Please repeat all of the lines that follow, exactly as written.
-- Begin Listed entries --
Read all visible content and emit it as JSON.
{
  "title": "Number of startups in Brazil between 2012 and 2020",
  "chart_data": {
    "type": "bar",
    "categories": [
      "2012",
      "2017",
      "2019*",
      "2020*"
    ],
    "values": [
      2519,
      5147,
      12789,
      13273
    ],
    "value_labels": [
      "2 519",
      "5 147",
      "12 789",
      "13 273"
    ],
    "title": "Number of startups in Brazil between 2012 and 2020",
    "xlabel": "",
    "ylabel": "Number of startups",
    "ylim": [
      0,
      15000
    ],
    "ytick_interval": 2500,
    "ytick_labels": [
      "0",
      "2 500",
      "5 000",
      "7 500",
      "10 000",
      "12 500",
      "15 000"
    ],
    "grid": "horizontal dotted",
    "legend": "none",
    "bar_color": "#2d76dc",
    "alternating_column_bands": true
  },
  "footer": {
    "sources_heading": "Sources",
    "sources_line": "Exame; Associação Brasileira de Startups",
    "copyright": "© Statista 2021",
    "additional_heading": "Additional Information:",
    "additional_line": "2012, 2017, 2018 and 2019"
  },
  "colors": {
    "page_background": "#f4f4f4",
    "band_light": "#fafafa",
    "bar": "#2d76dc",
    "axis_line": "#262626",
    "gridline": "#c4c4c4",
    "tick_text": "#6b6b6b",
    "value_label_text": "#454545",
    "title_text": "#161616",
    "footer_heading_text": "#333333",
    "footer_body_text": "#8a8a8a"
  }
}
-- End Listed entries --
:: Result below ::
Read all visible content and emit it as JSON.
{
  "title": "Number of startups in Brazil between 2012 and 2020",
  "chart_data": {
    "type": "bar",
    "categories": [
      "2012",
      "2017",
      "2019*",
      "2020*"
    ],
    "values": [
      2519,
      5147,
      12789,
      13273
    ],
    "value_labels": [
      "2 519",
      "5 147",
      "12 789",
      "13 273"
    ],
    "title": "Number of startups in Brazil between 2012 and 2020",
    "xlabel": "",
    "ylabel": "Number of startups",
    "ylim": [
      0,
      15000
    ],
    "ytick_interval": 2500,
    "ytick_labels": [
      "0",
      "2 500",
      "5 000",
      "7 500",
      "10 000",
      "12 500",
      "15 000"
    ],
    "grid": "horizontal dotted",
    "legend": "none",
    "bar_color": "#2d76dc",
    "alternating_column_bands": true
  },
  "footer": {
    "sources_heading": "Sources",
    "sources_line": "Exame; Associação Brasileira de Startups",
    "copyright": "© Statista 2021",
    "additional_heading": "Additional Information:",
    "additional_line": "2012, 2017, 2018 and 2019"
  },
  "colors": {
    "page_background": "#f4f4f4",
    "band_light": "#fafafa",
    "bar": "#2d76dc",
    "axis_line": "#262626",
    "gridline": "#c4c4c4",
    "tick_text": "#6b6b6b",
    "value_label_text": "#454545",
    "title_text": "#161616",
    "footer_heading_text": "#333333",
    "footer_body_text": "#8a8a8a"
  }
}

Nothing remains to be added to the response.